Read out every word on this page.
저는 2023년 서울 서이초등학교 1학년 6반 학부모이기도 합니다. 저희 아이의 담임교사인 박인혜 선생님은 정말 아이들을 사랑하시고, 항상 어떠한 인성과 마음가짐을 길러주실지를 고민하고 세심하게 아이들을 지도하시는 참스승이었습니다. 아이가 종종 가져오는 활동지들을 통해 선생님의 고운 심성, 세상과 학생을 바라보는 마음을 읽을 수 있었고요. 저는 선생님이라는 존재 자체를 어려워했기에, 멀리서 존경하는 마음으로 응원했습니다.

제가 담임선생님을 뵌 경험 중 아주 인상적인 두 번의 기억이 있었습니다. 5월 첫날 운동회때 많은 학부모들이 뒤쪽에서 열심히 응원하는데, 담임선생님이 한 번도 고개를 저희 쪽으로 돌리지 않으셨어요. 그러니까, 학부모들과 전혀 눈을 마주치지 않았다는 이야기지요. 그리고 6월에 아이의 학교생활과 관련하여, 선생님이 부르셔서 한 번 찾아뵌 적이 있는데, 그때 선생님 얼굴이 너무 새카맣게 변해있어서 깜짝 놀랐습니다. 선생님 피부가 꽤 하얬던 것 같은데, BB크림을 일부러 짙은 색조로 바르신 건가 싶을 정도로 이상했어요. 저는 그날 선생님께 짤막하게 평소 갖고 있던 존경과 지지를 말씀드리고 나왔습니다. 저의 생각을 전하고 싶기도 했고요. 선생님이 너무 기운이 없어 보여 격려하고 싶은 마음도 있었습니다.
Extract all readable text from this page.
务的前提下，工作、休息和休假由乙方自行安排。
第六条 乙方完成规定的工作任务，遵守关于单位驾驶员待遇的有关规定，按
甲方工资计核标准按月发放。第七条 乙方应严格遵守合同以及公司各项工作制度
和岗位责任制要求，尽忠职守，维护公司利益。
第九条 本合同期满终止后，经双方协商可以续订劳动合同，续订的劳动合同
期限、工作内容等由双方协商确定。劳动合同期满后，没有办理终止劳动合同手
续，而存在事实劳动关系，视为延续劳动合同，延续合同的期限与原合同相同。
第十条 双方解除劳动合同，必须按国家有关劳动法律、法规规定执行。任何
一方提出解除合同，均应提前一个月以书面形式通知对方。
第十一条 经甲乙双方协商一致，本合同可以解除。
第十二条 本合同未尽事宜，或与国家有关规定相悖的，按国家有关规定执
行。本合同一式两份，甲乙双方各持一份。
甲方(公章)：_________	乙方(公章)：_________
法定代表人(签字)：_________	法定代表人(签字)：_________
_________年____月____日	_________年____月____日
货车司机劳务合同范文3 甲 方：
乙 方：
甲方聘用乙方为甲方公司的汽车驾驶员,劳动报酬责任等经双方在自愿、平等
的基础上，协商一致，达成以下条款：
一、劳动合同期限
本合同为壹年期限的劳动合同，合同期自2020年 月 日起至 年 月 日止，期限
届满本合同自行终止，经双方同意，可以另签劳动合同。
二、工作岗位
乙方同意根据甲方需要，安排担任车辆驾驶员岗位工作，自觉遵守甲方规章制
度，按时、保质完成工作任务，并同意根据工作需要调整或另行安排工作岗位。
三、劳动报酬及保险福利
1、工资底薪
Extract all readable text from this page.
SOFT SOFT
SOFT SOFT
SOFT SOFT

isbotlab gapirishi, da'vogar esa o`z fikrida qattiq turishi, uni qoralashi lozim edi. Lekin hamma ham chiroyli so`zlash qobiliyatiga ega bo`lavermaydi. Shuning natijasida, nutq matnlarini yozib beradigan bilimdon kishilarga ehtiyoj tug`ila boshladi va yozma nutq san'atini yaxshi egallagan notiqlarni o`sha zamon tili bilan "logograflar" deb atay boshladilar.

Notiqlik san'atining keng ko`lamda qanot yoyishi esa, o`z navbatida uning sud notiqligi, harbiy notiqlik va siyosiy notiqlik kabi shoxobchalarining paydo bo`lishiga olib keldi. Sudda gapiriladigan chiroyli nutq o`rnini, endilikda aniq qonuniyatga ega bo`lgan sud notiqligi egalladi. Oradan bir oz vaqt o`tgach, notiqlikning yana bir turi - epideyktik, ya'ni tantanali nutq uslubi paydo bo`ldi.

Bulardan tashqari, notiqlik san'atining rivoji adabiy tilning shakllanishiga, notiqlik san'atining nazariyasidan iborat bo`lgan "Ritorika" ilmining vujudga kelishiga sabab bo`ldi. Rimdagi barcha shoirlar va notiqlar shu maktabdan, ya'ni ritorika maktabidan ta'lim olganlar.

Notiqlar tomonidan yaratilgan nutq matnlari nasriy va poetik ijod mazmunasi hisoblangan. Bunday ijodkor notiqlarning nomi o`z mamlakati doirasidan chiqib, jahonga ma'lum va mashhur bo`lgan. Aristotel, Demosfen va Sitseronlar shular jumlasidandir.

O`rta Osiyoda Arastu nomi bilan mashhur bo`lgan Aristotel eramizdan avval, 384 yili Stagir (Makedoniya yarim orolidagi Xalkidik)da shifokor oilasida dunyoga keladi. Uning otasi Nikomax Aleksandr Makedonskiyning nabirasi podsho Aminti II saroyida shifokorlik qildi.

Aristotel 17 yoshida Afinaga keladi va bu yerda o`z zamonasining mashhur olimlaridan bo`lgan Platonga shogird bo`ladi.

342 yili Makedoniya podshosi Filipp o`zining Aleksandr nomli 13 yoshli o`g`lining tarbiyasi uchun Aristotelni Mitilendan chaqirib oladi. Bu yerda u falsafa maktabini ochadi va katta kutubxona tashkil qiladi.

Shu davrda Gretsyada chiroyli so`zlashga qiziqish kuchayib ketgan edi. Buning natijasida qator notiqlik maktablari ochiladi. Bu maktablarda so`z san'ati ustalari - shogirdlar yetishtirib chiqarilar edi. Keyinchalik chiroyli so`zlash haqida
^^^^^^^^^^^^^^^^
Tally the lines above that contain the word "keladi", and reply with only the number.

### Complete output
2